* _TASK_: Copy each line that holds "Multi".
— begin SUPPLIED RECORDS —
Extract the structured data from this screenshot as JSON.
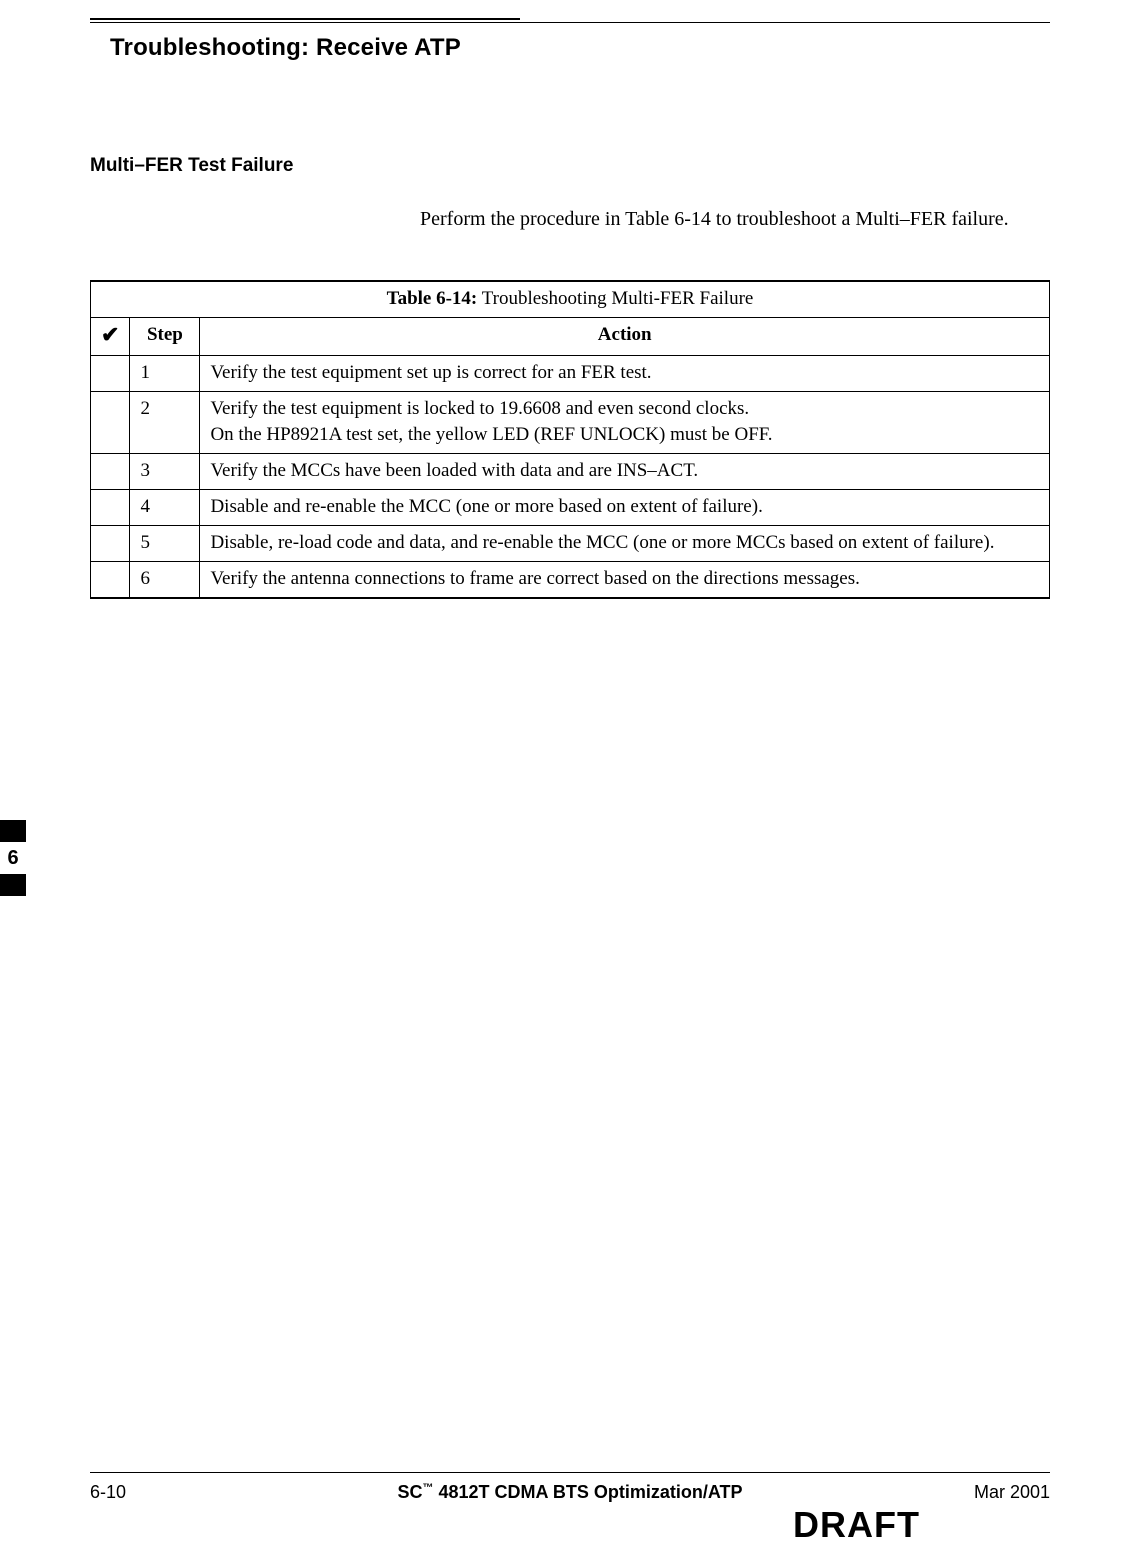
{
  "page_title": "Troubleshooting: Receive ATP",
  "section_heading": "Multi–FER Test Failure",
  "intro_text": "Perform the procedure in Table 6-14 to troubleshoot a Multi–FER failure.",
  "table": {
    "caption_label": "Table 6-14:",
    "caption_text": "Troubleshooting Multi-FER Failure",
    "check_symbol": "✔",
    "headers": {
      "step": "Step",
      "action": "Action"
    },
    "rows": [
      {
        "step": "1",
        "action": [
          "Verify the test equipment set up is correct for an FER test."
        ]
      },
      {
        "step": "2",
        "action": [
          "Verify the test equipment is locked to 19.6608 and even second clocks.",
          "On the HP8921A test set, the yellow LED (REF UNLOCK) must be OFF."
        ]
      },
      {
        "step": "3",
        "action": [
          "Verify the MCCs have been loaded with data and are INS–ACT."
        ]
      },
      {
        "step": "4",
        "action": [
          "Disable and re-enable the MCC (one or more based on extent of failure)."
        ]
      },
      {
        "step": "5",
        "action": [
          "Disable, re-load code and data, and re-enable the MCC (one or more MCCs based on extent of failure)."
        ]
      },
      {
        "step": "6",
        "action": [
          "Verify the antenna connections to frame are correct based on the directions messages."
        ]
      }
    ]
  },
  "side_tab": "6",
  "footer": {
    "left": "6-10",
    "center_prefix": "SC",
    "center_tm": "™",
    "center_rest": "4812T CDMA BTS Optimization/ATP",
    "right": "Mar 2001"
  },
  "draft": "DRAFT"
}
— end SUPPLIED RECORDS —
* _OUTPUT FOR THIS EXERCISE_:
  "section_heading": "Multi–FER Test Failure",
  "intro_text": "Perform the procedure in Table 6-14 to troubleshoot a Multi–FER failure.",
    "caption_text": "Troubleshooting Multi-FER Failure",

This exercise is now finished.